- JOB -
Repeat the records verbatim and leave the pictures out of your copy.

[Stored records]
----

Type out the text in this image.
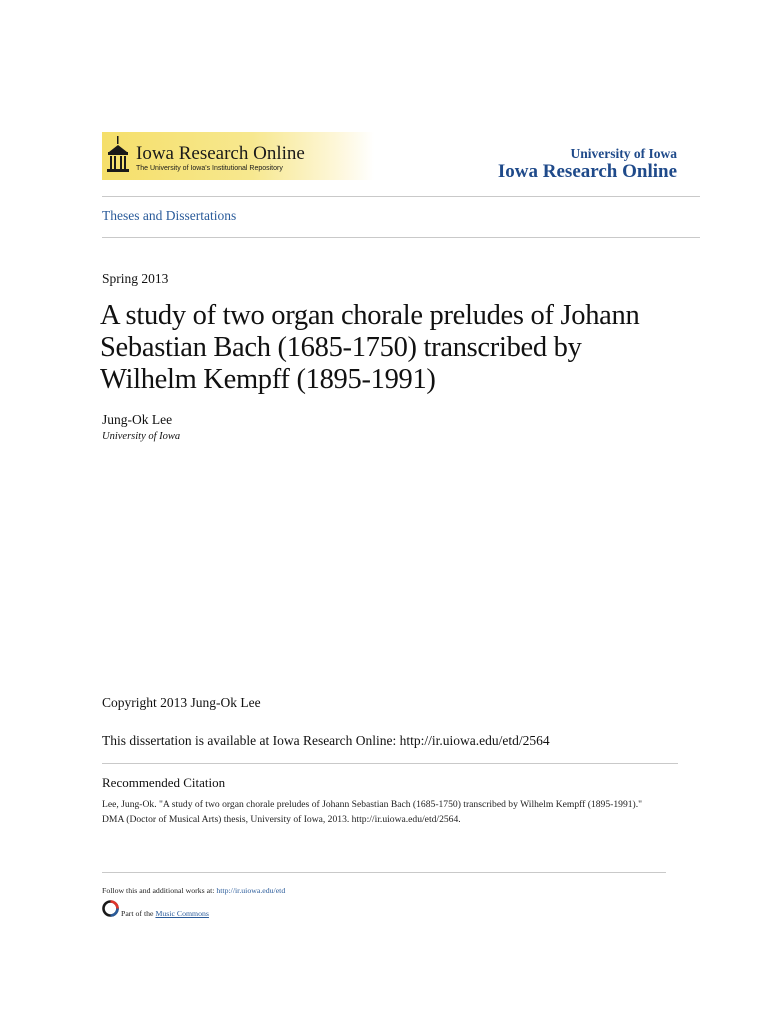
Iowa Research Online
The University of Iowa's Institutional Repository
University of Iowa
Iowa Research Online
Theses and Dissertations
Spring 2013
A study of two organ chorale preludes of Johann Sebastian Bach (1685-1750) transcribed by Wilhelm Kempff (1895-1991)
Jung-Ok Lee
University of Iowa
Copyright 2013 Jung-Ok Lee
This dissertation is available at Iowa Research Online: http://ir.uiowa.edu/etd/2564
Recommended Citation
Lee, Jung-Ok. "A study of two organ chorale preludes of Johann Sebastian Bach (1685-1750) transcribed by Wilhelm Kempff (1895-1991)." DMA (Doctor of Musical Arts) thesis, University of Iowa, 2013. http://ir.uiowa.edu/etd/2564.
Follow this and additional works at: http://ir.uiowa.edu/etd
Part of the Music Commons
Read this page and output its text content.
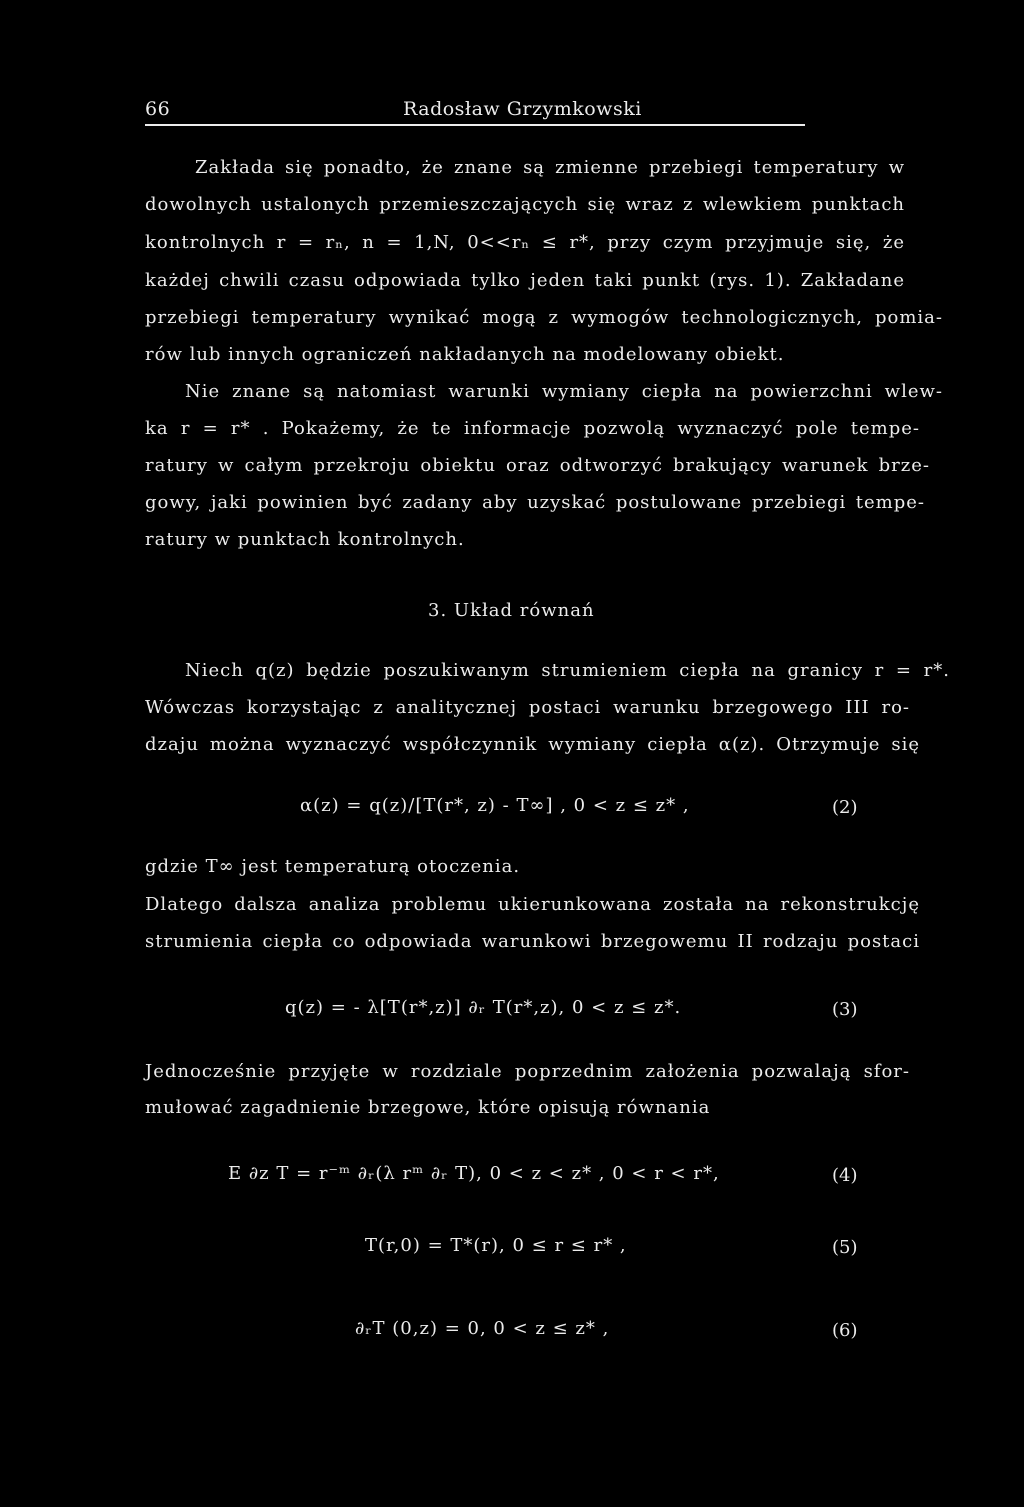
66	Radosław Grzymkowski
Zakłada się ponadto, że znane są zmienne przebiegi temperatury w
dowolnych ustalonych przemieszczających się wraz z wlewkiem punktach
kontrolnych r = rₙ, n = 1,N, 0<<rₙ ≤ r*, przy czym przyjmuje się, że
każdej chwili czasu odpowiada tylko jeden taki punkt (rys. 1). Zakładane
przebiegi temperatury wynikać mogą z wymogów technologicznych, pomia-
rów lub innych ograniczeń nakładanych na modelowany obiekt.
Nie znane są natomiast warunki wymiany ciepła na powierzchni wlew-
ka r = r* . Pokażemy, że te informacje pozwolą wyznaczyć pole tempe-
ratury w całym przekroju obiektu oraz odtworzyć brakujący warunek brze-
gowy, jaki powinien być zadany aby uzyskać postulowane przebiegi tempe-
ratury w punktach kontrolnych.
3. Układ równań
Niech q(z) będzie poszukiwanym strumieniem ciepła na granicy r = r*.
Wówczas korzystając z analitycznej postaci warunku brzegowego III ro-
dzaju można wyznaczyć współczynnik wymiany ciepła α(z). Otrzymuje się
α(z) = q(z)/[T(r*, z) - T∞] , 0 < z ≤ z* ,	(2)
gdzie T∞ jest temperaturą otoczenia.
Dlatego dalsza analiza problemu ukierunkowana została na rekonstrukcję
strumienia ciepła co odpowiada warunkowi brzegowemu II rodzaju postaci
q(z) = - λ[T(r*,z)] ∂ᵣ T(r*,z), 0 < z ≤ z*.	(3)
Jednocześnie przyjęte w rozdziale poprzednim założenia pozwalają sfor-
mułować zagadnienie brzegowe, które opisują równania
E ∂z T = r⁻ᵐ ∂ᵣ(λ rᵐ ∂ᵣ T), 0 < z < z* , 0 < r < r*,	(4)
T(r,0) = T*(r), 0 ≤ r ≤ r* ,	(5)
∂ᵣT (0,z) = 0, 0 < z ≤ z* ,	(6)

----

- TASK RESPONSE -
Type out the text in this image.
Iowa Research Online
The University of Iowa's Institutional Repository
University of Iowa
Iowa Research Online
Theses and Dissertations
Spring 2013
A study of two organ chorale preludes of Johann Sebastian Bach (1685-1750) transcribed by Wilhelm Kempff (1895-1991)
Jung-Ok Lee
University of Iowa
Copyright 2013 Jung-Ok Lee
This dissertation is available at Iowa Research Online: http://ir.uiowa.edu/etd/2564
Recommended Citation
Lee, Jung-Ok. "A study of two organ chorale preludes of Johann Sebastian Bach (1685-1750) transcribed by Wilhelm Kempff (1895-1991)." DMA (Doctor of Musical Arts) thesis, University of Iowa, 2013. http://ir.uiowa.edu/etd/2564.
Follow this and additional works at: http://ir.uiowa.edu/etd
Part of the Music Commons
Read this page and output its text content.
66	Radosław Grzymkowski
Zakłada się ponadto, że znane są zmienne przebiegi temperatury w
dowolnych ustalonych przemieszczających się wraz z wlewkiem punktach
kontrolnych r = rₙ, n = 1,N, 0<<rₙ ≤ r*, przy czym przyjmuje się, że
każdej chwili czasu odpowiada tylko jeden taki punkt (rys. 1). Zakładane
przebiegi temperatury wynikać mogą z wymogów technologicznych, pomia-
rów lub innych ograniczeń nakładanych na modelowany obiekt.
Nie znane są natomiast warunki wymiany ciepła na powierzchni wlew-
ka r = r* . Pokażemy, że te informacje pozwolą wyznaczyć pole tempe-
ratury w całym przekroju obiektu oraz odtworzyć brakujący warunek brze-
gowy, jaki powinien być zadany aby uzyskać postulowane przebiegi tempe-
ratury w punktach kontrolnych.
3. Układ równań
Niech q(z) będzie poszukiwanym strumieniem ciepła na granicy r = r*.
Wówczas korzystając z analitycznej postaci warunku brzegowego III ro-
dzaju można wyznaczyć współczynnik wymiany ciepła α(z). Otrzymuje się
α(z) = q(z)/[T(r*, z) - T∞] , 0 < z ≤ z* ,	(2)
gdzie T∞ jest temperaturą otoczenia.
Dlatego dalsza analiza problemu ukierunkowana została na rekonstrukcję
strumienia ciepła co odpowiada warunkowi brzegowemu II rodzaju postaci
q(z) = - λ[T(r*,z)] ∂ᵣ T(r*,z), 0 < z ≤ z*.	(3)
Jednocześnie przyjęte w rozdziale poprzednim założenia pozwalają sfor-
mułować zagadnienie brzegowe, które opisują równania
E ∂z T = r⁻ᵐ ∂ᵣ(λ rᵐ ∂ᵣ T), 0 < z < z* , 0 < r < r*,	(4)
T(r,0) = T*(r), 0 ≤ r ≤ r* ,	(5)
∂ᵣT (0,z) = 0, 0 < z ≤ z* ,	(6)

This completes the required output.